◆ Written exercise
Each record below is to be reproduced without any change.

◆ Data provided
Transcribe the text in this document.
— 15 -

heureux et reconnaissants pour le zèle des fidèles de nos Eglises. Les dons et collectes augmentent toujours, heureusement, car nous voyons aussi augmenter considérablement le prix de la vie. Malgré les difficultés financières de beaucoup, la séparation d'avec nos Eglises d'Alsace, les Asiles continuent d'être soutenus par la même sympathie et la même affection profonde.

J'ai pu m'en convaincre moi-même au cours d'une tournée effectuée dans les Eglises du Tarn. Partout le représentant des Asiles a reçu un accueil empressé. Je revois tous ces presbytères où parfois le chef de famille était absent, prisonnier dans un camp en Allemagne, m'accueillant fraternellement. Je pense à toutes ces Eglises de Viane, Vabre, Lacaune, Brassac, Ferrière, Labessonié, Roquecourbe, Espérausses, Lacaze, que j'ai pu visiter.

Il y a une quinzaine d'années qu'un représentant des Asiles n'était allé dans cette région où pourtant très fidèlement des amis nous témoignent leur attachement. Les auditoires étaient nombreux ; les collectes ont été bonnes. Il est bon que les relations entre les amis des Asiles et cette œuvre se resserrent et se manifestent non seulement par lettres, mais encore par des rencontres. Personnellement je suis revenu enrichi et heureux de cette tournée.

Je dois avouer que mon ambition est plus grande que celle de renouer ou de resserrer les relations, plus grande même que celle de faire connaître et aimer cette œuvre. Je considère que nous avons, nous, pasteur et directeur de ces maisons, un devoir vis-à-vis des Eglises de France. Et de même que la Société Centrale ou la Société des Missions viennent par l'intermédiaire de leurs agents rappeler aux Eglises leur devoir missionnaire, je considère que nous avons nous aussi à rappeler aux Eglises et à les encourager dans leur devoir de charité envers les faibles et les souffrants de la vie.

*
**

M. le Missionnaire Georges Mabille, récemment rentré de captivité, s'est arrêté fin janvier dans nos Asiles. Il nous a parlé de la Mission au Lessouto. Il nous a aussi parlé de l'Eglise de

◆ Finished task
Transcribe the text in this document.
— 15 -

heureux et reconnaissants pour le zèle des fidèles de nos Eglises. Les dons et collectes augmentent toujours, heureusement, car nous voyons aussi augmenter considérablement le prix de la vie. Malgré les difficultés financières de beaucoup, la séparation d'avec nos Eglises d'Alsace, les Asiles continuent d'être soutenus par la même sympathie et la même affection profonde.

J'ai pu m'en convaincre moi-même au cours d'une tournée effectuée dans les Eglises du Tarn. Partout le représentant des Asiles a reçu un accueil empressé. Je revois tous ces presbytères où parfois le chef de famille était absent, prisonnier dans un camp en Allemagne, m'accueillant fraternellement. Je pense à toutes ces Eglises de Viane, Vabre, Lacaune, Brassac, Ferrière, Labessonié, Roquecourbe, Espérausses, Lacaze, que j'ai pu visiter.

Il y a une quinzaine d'années qu'un représentant des Asiles n'était allé dans cette région où pourtant très fidèlement des amis nous témoignent leur attachement. Les auditoires étaient nombreux ; les collectes ont été bonnes. Il est bon que les relations entre les amis des Asiles et cette œuvre se resserrent et se manifestent non seulement par lettres, mais encore par des rencontres. Personnellement je suis revenu enrichi et heureux de cette tournée.

Je dois avouer que mon ambition est plus grande que celle de renouer ou de resserrer les relations, plus grande même que celle de faire connaître et aimer cette œuvre. Je considère que nous avons, nous, pasteur et directeur de ces maisons, un devoir vis-à-vis des Eglises de France. Et de même que la Société Centrale ou la Société des Missions viennent par l'intermédiaire de leurs agents rappeler aux Eglises leur devoir missionnaire, je considère que nous avons nous aussi à rappeler aux Eglises et à les encourager dans leur devoir de charité envers les faibles et les souffrants de la vie.

*
**

M. le Missionnaire Georges Mabille, récemment rentré de captivité, s'est arrêté fin janvier dans nos Asiles. Il nous a parlé de la Mission au Lessouto. Il nous a aussi parlé de l'Eglise de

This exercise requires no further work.